— begin TASK INPUT —

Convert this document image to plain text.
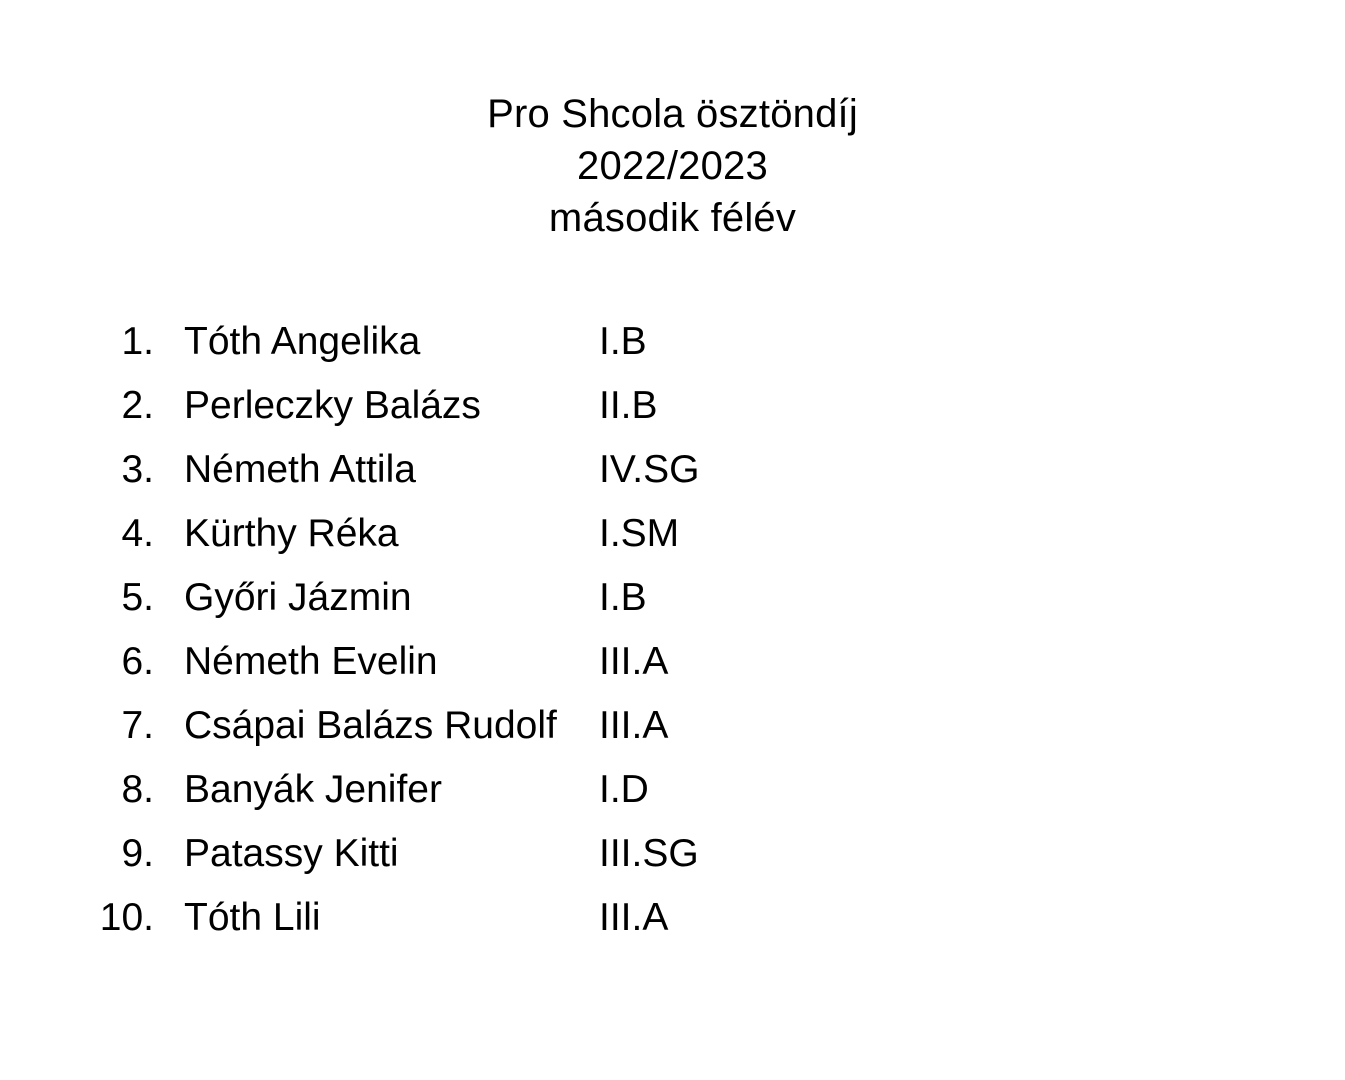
Pro Shcola ösztöndíj
2022/2023
második félév
1. Tóth Angelika	I.B
2. Perleczky Balázs	II.B
3. Németh Attila	IV.SG
4. Kürthy Réka	I.SM
5. Győri Jázmin	I.B
6. Németh Evelin	III.A
7. Csápai Balázs Rudolf	III.A
8. Banyák Jenifer	I.D
9. Patassy Kitti	III.SG
10. Tóth Lili	III.A
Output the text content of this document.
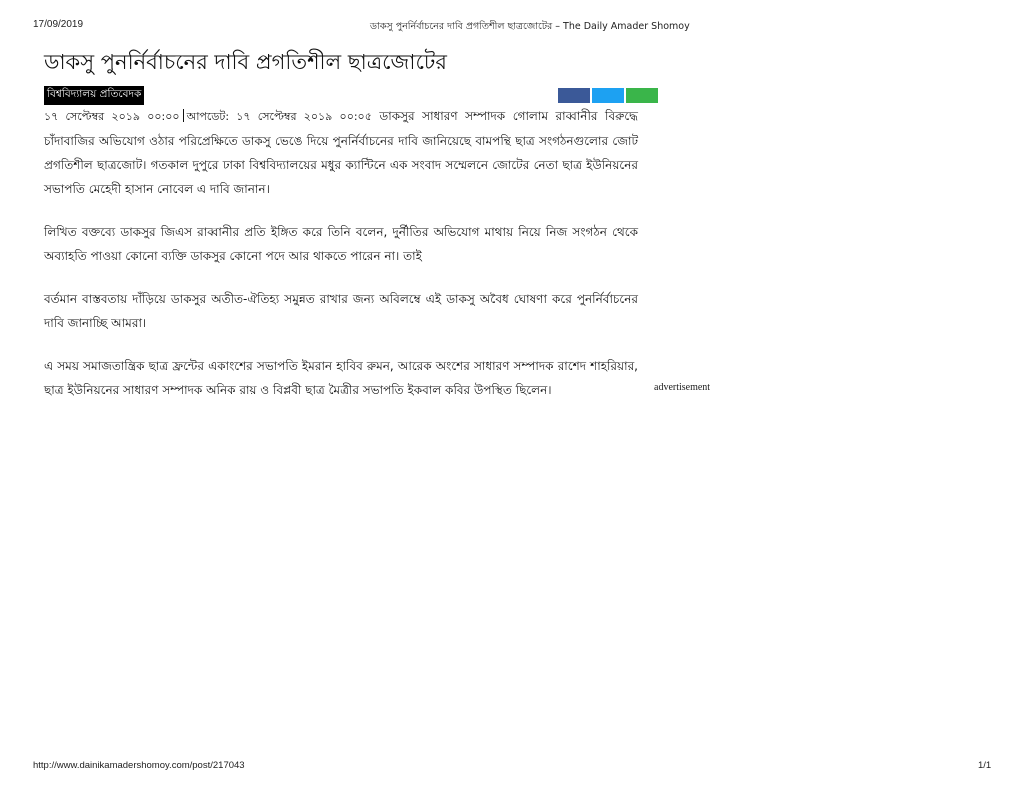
17/09/2019	ডাকসু পুনর্নির্বাচনের দাবি প্রগতিশীল ছাত্রজোটের – The Daily Amader Shomoy
ডাকসু পুনর্নির্বাচনের দাবি প্রগতিশীল ছাত্রজোটের
বিশ্ববিদ্যালয় প্রতিবেদক

১৭ সেপ্টেম্বর ২০১৯ ০০:০০ আপডেট: ১৭ সেপ্টেম্বর ২০১৯ ০০:০৫ ডাকসুর সাধারণ সম্পাদক গোলাম রাব্বানীর বিরুদ্ধে চাঁদাবাজির অভিযোগ ওঠার পরিপ্রেক্ষিতে ডাকসু ভেঙে দিয়ে পুনর্নির্বাচনের দাবি জানিয়েছে বামপন্থি ছাত্র সংগঠনগুলোর জোট প্রগতিশীল ছাত্রজোট। গতকাল দুপুরে ঢাকা বিশ্ববিদ্যালয়ের মধুর ক্যান্টিনে এক সংবাদ সম্মেলনে জোটের নেতা ছাত্র ইউনিয়নের সভাপতি মেহেদী হাসান নোবেল এ দাবি জানান।

লিখিত বক্তব্যে ডাকসুর জিএস রাব্বানীর প্রতি ইঙ্গিত করে তিনি বলেন, দুর্নীতির অভিযোগ মাথায় নিয়ে নিজ সংগঠন থেকে অব্যাহতি পাওয়া কোনো ব্যক্তি ডাকসুর কোনো পদে আর থাকতে পারেন না। তাই

বর্তমান বাস্তবতায় দাঁড়িয়ে ডাকসুর অতীত-ঐতিহ্য সমুন্নত রাখার জন্য অবিলম্বে এই ডাকসু অবৈধ ঘোষণা করে পুনর্নির্বাচনের দাবি জানাচ্ছি আমরা।

এ সময় সমাজতান্ত্রিক ছাত্র ফ্রন্টের একাংশের সভাপতি ইমরান হাবিব রুমন, আরেক অংশের সাধারণ সম্পাদক রাশেদ শাহরিয়ার, ছাত্র ইউনিয়নের সাধারণ সম্পাদক অনিক রায় ও বিপ্লবী ছাত্র মৈত্রীর সভাপতি ইকবাল কবির উপস্থিত ছিলেন।	advertisement
http://www.dainikamadershomoy.com/post/217043	1/1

— end TASK INPUT —

#### WHAT THE EXERCISE ASKS
Quote every record above exactly, omitting any pictures they contain.

#### RESPONSE TO THE TASK
Convert this document image to plain text.
Pro Shcola ösztöndíj
2022/2023
második félév
1. Tóth Angelika	I.B
2. Perleczky Balázs	II.B
3. Németh Attila	IV.SG
4. Kürthy Réka	I.SM
5. Győri Jázmin	I.B
6. Németh Evelin	III.A
7. Csápai Balázs Rudolf	III.A
8. Banyák Jenifer	I.D
9. Patassy Kitti	III.SG
10. Tóth Lili	III.A
Output the text content of this document.
17/09/2019	ডাকসু পুনর্নির্বাচনের দাবি প্রগতিশীল ছাত্রজোটের – The Daily Amader Shomoy
ডাকসু পুনর্নির্বাচনের দাবি প্রগতিশীল ছাত্রজোটের
বিশ্ববিদ্যালয় প্রতিবেদক

১৭ সেপ্টেম্বর ২০১৯ ০০:০০ আপডেট: ১৭ সেপ্টেম্বর ২০১৯ ০০:০৫ ডাকসুর সাধারণ সম্পাদক গোলাম রাব্বানীর বিরুদ্ধে চাঁদাবাজির অভিযোগ ওঠার পরিপ্রেক্ষিতে ডাকসু ভেঙে দিয়ে পুনর্নির্বাচনের দাবি জানিয়েছে বামপন্থি ছাত্র সংগঠনগুলোর জোট প্রগতিশীল ছাত্রজোট। গতকাল দুপুরে ঢাকা বিশ্ববিদ্যালয়ের মধুর ক্যান্টিনে এক সংবাদ সম্মেলনে জোটের নেতা ছাত্র ইউনিয়নের সভাপতি মেহেদী হাসান নোবেল এ দাবি জানান।

লিখিত বক্তব্যে ডাকসুর জিএস রাব্বানীর প্রতি ইঙ্গিত করে তিনি বলেন, দুর্নীতির অভিযোগ মাথায় নিয়ে নিজ সংগঠন থেকে অব্যাহতি পাওয়া কোনো ব্যক্তি ডাকসুর কোনো পদে আর থাকতে পারেন না। তাই

বর্তমান বাস্তবতায় দাঁড়িয়ে ডাকসুর অতীত-ঐতিহ্য সমুন্নত রাখার জন্য অবিলম্বে এই ডাকসু অবৈধ ঘোষণা করে পুনর্নির্বাচনের দাবি জানাচ্ছি আমরা।

এ সময় সমাজতান্ত্রিক ছাত্র ফ্রন্টের একাংশের সভাপতি ইমরান হাবিব রুমন, আরেক অংশের সাধারণ সম্পাদক রাশেদ শাহরিয়ার, ছাত্র ইউনিয়নের সাধারণ সম্পাদক অনিক রায় ও বিপ্লবী ছাত্র মৈত্রীর সভাপতি ইকবাল কবির উপস্থিত ছিলেন।	advertisement
http://www.dainikamadershomoy.com/post/217043	1/1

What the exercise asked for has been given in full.